### REQUIRED TASK:
Output all lines exactly, with nothing added or dropped.

*-*-*

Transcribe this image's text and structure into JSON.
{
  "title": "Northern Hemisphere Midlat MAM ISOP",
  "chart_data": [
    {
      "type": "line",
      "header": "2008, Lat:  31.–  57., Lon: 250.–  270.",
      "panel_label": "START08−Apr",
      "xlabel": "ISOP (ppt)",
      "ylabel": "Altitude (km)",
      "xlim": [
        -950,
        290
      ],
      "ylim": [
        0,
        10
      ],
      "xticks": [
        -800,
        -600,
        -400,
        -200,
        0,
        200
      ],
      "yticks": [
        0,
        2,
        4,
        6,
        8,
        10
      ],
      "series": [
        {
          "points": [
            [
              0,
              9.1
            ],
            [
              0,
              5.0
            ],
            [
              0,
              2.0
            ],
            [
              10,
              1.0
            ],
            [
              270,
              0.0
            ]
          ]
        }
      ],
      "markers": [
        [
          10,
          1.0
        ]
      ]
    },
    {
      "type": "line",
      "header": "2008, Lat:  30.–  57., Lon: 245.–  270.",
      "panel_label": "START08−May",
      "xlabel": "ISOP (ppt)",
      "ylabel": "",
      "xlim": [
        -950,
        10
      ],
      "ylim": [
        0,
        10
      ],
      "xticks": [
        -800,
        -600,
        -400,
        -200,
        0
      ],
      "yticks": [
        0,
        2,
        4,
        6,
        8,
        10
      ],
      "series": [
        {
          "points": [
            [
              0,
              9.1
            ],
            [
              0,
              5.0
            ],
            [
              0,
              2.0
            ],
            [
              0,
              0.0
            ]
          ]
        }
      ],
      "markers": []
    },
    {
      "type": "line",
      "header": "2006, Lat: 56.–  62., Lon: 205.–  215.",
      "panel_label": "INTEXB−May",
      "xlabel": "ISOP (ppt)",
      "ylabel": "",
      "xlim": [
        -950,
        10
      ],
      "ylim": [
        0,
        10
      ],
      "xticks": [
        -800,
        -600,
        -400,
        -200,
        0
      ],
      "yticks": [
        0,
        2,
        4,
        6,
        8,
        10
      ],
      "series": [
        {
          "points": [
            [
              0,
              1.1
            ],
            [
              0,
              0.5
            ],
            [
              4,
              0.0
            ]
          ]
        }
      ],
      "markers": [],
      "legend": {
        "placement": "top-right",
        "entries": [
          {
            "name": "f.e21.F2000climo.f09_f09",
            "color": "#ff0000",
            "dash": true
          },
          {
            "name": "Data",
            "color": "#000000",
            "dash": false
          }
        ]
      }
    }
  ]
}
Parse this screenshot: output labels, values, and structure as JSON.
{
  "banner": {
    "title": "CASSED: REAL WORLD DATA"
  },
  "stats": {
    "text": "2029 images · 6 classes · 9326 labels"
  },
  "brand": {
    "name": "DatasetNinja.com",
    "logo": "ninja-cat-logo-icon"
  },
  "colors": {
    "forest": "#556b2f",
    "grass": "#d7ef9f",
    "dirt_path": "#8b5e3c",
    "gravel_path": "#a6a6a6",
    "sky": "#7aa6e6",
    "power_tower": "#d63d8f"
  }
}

*-*-*

### COMPLETED EXERCISE:
Transcribe this image's text and structure into JSON.
{
  "title": "Northern Hemisphere Midlat MAM ISOP",
  "chart_data": [
    {
      "type": "line",
      "header": "2008, Lat:  31.–  57., Lon: 250.–  270.",
      "panel_label": "START08−Apr",
      "xlabel": "ISOP (ppt)",
      "ylabel": "Altitude (km)",
      "xlim": [
        -950,
        290
      ],
      "ylim": [
        0,
        10
      ],
      "xticks": [
        -800,
        -600,
        -400,
        -200,
        0,
        200
      ],
      "yticks": [
        0,
        2,
        4,
        6,
        8,
        10
      ],
      "series": [
        {
          "points": [
            [
              0,
              9.1
            ],
            [
              0,
              5.0
            ],
            [
              0,
              2.0
            ],
            [
              10,
              1.0
            ],
            [
              270,
              0.0
            ]
          ]
        }
      ],
      "markers": [
        [
          10,
          1.0
        ]
      ]
    },
    {
      "type": "line",
      "header": "2008, Lat:  30.–  57., Lon: 245.–  270.",
      "panel_label": "START08−May",
      "xlabel": "ISOP (ppt)",
      "ylabel": "",
      "xlim": [
        -950,
        10
      ],
      "ylim": [
        0,
        10
      ],
      "xticks": [
        -800,
        -600,
        -400,
        -200,
        0
      ],
      "yticks": [
        0,
        2,
        4,
        6,
        8,
        10
      ],
      "series": [
        {
          "points": [
            [
              0,
              9.1
            ],
            [
              0,
              5.0
            ],
            [
              0,
              2.0
            ],
            [
              0,
              0.0
            ]
          ]
        }
      ],
      "markers": []
    },
    {
      "type": "line",
      "header": "2006, Lat: 56.–  62., Lon: 205.–  215.",
      "panel_label": "INTEXB−May",
      "xlabel": "ISOP (ppt)",
      "ylabel": "",
      "xlim": [
        -950,
        10
      ],
      "ylim": [
        0,
        10
      ],
      "xticks": [
        -800,
        -600,
        -400,
        -200,
        0
      ],
      "yticks": [
        0,
        2,
        4,
        6,
        8,
        10
      ],
      "series": [
        {
          "points": [
            [
              0,
              1.1
            ],
            [
              0,
              0.5
            ],
            [
              4,
              0.0
            ]
          ]
        }
      ],
      "markers": [],
      "legend": {
        "placement": "top-right",
        "entries": [
          {
            "name": "f.e21.F2000climo.f09_f09",
            "color": "#ff0000",
            "dash": true
          },
          {
            "name": "Data",
            "color": "#000000",
            "dash": false
          }
        ]
      }
    }
  ]
}
Parse this screenshot: output labels, values, and structure as JSON.
{
  "banner": {
    "title": "CASSED: REAL WORLD DATA"
  },
  "stats": {
    "text": "2029 images · 6 classes · 9326 labels"
  },
  "brand": {
    "name": "DatasetNinja.com",
    "logo": "ninja-cat-logo-icon"
  },
  "colors": {
    "forest": "#556b2f",
    "grass": "#d7ef9f",
    "dirt_path": "#8b5e3c",
    "gravel_path": "#a6a6a6",
    "sky": "#7aa6e6",
    "power_tower": "#d63d8f"
  }
}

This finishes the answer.